**REQUIREMENTS**
Copy every line, leaving nothing out and adding nothing.

**THE RECORDS**
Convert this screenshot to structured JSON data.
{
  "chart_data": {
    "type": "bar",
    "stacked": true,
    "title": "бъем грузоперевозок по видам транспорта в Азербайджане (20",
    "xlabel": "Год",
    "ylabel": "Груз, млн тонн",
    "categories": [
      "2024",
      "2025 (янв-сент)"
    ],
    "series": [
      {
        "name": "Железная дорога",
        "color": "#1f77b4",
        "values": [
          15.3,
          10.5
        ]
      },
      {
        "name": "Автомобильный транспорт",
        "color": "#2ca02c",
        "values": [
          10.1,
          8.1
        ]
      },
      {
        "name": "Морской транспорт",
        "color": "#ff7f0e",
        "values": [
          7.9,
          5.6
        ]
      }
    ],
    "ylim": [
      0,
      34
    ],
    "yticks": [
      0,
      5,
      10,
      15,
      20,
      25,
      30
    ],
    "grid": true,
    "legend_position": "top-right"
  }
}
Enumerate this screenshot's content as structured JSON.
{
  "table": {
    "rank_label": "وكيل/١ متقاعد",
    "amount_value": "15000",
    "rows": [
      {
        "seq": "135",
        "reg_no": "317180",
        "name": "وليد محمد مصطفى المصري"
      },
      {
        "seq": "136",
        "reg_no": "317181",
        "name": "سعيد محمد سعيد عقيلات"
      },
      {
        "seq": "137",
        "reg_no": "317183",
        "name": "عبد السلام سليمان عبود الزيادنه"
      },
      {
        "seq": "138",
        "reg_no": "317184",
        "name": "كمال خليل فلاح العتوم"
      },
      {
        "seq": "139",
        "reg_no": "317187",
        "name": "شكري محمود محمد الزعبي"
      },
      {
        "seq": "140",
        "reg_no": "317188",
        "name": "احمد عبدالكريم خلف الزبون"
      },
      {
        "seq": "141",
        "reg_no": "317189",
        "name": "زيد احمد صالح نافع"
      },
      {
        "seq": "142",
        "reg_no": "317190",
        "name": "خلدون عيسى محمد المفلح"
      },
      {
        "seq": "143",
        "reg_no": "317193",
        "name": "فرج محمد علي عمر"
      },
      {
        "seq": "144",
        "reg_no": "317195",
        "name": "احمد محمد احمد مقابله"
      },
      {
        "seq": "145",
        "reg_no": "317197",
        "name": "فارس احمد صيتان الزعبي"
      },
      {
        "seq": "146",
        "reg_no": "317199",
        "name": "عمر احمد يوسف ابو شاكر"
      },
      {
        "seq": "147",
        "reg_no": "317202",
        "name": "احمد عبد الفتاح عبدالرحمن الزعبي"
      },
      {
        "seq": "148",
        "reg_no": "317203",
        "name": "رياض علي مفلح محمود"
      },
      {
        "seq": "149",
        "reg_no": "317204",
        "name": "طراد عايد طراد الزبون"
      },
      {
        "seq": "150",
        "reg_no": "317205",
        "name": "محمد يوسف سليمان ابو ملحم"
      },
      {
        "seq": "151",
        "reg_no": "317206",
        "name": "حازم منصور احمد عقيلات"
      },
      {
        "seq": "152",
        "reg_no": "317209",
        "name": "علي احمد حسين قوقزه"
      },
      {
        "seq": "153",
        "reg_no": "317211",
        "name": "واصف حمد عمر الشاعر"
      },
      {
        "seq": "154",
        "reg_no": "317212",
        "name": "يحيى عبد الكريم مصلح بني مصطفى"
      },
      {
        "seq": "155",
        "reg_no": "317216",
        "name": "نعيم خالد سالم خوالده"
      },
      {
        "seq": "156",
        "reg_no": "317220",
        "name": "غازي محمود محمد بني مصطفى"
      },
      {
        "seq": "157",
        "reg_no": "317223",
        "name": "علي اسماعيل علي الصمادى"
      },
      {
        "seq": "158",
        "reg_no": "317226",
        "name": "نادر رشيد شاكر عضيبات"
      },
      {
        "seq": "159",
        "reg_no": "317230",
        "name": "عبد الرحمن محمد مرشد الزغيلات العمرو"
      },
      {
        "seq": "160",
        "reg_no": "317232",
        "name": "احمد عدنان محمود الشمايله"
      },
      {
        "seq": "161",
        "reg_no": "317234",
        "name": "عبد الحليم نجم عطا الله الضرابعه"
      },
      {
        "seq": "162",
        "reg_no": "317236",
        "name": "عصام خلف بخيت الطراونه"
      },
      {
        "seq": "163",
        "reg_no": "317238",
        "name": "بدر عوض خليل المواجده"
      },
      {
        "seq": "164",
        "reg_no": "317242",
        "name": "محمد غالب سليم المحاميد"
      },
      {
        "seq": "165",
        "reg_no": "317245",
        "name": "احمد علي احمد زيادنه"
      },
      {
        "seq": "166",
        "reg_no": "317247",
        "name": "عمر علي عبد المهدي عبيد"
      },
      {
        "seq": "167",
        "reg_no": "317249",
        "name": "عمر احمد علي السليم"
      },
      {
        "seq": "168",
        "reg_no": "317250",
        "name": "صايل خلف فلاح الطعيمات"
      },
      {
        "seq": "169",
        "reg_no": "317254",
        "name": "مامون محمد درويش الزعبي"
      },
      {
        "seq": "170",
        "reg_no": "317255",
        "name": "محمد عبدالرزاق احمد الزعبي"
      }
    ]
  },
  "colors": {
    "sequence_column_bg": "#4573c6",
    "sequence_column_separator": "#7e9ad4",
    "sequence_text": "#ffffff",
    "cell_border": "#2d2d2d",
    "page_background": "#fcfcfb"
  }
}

**COMPLETE RESPONSE**
Convert this screenshot to structured JSON data.
{
  "chart_data": {
    "type": "bar",
    "stacked": true,
    "title": "бъем грузоперевозок по видам транспорта в Азербайджане (20",
    "xlabel": "Год",
    "ylabel": "Груз, млн тонн",
    "categories": [
      "2024",
      "2025 (янв-сент)"
    ],
    "series": [
      {
        "name": "Железная дорога",
        "color": "#1f77b4",
        "values": [
          15.3,
          10.5
        ]
      },
      {
        "name": "Автомобильный транспорт",
        "color": "#2ca02c",
        "values": [
          10.1,
          8.1
        ]
      },
      {
        "name": "Морской транспорт",
        "color": "#ff7f0e",
        "values": [
          7.9,
          5.6
        ]
      }
    ],
    "ylim": [
      0,
      34
    ],
    "yticks": [
      0,
      5,
      10,
      15,
      20,
      25,
      30
    ],
    "grid": true,
    "legend_position": "top-right"
  }
}
Enumerate this screenshot's content as structured JSON.
{
  "table": {
    "rank_label": "وكيل/١ متقاعد",
    "amount_value": "15000",
    "rows": [
      {
        "seq": "135",
        "reg_no": "317180",
        "name": "وليد محمد مصطفى المصري"
      },
      {
        "seq": "136",
        "reg_no": "317181",
        "name": "سعيد محمد سعيد عقيلات"
      },
      {
        "seq": "137",
        "reg_no": "317183",
        "name": "عبد السلام سليمان عبود الزيادنه"
      },
      {
        "seq": "138",
        "reg_no": "317184",
        "name": "كمال خليل فلاح العتوم"
      },
      {
        "seq": "139",
        "reg_no": "317187",
        "name": "شكري محمود محمد الزعبي"
      },
      {
        "seq": "140",
        "reg_no": "317188",
        "name": "احمد عبدالكريم خلف الزبون"
      },
      {
        "seq": "141",
        "reg_no": "317189",
        "name": "زيد احمد صالح نافع"
      },
      {
        "seq": "142",
        "reg_no": "317190",
        "name": "خلدون عيسى محمد المفلح"
      },
      {
        "seq": "143",
        "reg_no": "317193",
        "name": "فرج محمد علي عمر"
      },
      {
        "seq": "144",
        "reg_no": "317195",
        "name": "احمد محمد احمد مقابله"
      },
      {
        "seq": "145",
        "reg_no": "317197",
        "name": "فارس احمد صيتان الزعبي"
      },
      {
        "seq": "146",
        "reg_no": "317199",
        "name": "عمر احمد يوسف ابو شاكر"
      },
      {
        "seq": "147",
        "reg_no": "317202",
        "name": "احمد عبد الفتاح عبدالرحمن الزعبي"
      },
      {
        "seq": "148",
        "reg_no": "317203",
        "name": "رياض علي مفلح محمود"
      },
      {
        "seq": "149",
        "reg_no": "317204",
        "name": "طراد عايد طراد الزبون"
      },
      {
        "seq": "150",
        "reg_no": "317205",
        "name": "محمد يوسف سليمان ابو ملحم"
      },
      {
        "seq": "151",
        "reg_no": "317206",
        "name": "حازم منصور احمد عقيلات"
      },
      {
        "seq": "152",
        "reg_no": "317209",
        "name": "علي احمد حسين قوقزه"
      },
      {
        "seq": "153",
        "reg_no": "317211",
        "name": "واصف حمد عمر الشاعر"
      },
      {
        "seq": "154",
        "reg_no": "317212",
        "name": "يحيى عبد الكريم مصلح بني مصطفى"
      },
      {
        "seq": "155",
        "reg_no": "317216",
        "name": "نعيم خالد سالم خوالده"
      },
      {
        "seq": "156",
        "reg_no": "317220",
        "name": "غازي محمود محمد بني مصطفى"
      },
      {
        "seq": "157",
        "reg_no": "317223",
        "name": "علي اسماعيل علي الصمادى"
      },
      {
        "seq": "158",
        "reg_no": "317226",
        "name": "نادر رشيد شاكر عضيبات"
      },
      {
        "seq": "159",
        "reg_no": "317230",
        "name": "عبد الرحمن محمد مرشد الزغيلات العمرو"
      },
      {
        "seq": "160",
        "reg_no": "317232",
        "name": "احمد عدنان محمود الشمايله"
      },
      {
        "seq": "161",
        "reg_no": "317234",
        "name": "عبد الحليم نجم عطا الله الضرابعه"
      },
      {
        "seq": "162",
        "reg_no": "317236",
        "name": "عصام خلف بخيت الطراونه"
      },
      {
        "seq": "163",
        "reg_no": "317238",
        "name": "بدر عوض خليل المواجده"
      },
      {
        "seq": "164",
        "reg_no": "317242",
        "name": "محمد غالب سليم المحاميد"
      },
      {
        "seq": "165",
        "reg_no": "317245",
        "name": "احمد علي احمد زيادنه"
      },
      {
        "seq": "166",
        "reg_no": "317247",
        "name": "عمر علي عبد المهدي عبيد"
      },
      {
        "seq": "167",
        "reg_no": "317249",
        "name": "عمر احمد علي السليم"
      },
      {
        "seq": "168",
        "reg_no": "317250",
        "name": "صايل خلف فلاح الطعيمات"
      },
      {
        "seq": "169",
        "reg_no": "317254",
        "name": "مامون محمد درويش الزعبي"
      },
      {
        "seq": "170",
        "reg_no": "317255",
        "name": "محمد عبدالرزاق احمد الزعبي"
      }
    ]
  },
  "colors": {
    "sequence_column_bg": "#4573c6",
    "sequence_column_separator": "#7e9ad4",
    "sequence_text": "#ffffff",
    "cell_border": "#2d2d2d",
    "page_background": "#fcfcfb"
  }
}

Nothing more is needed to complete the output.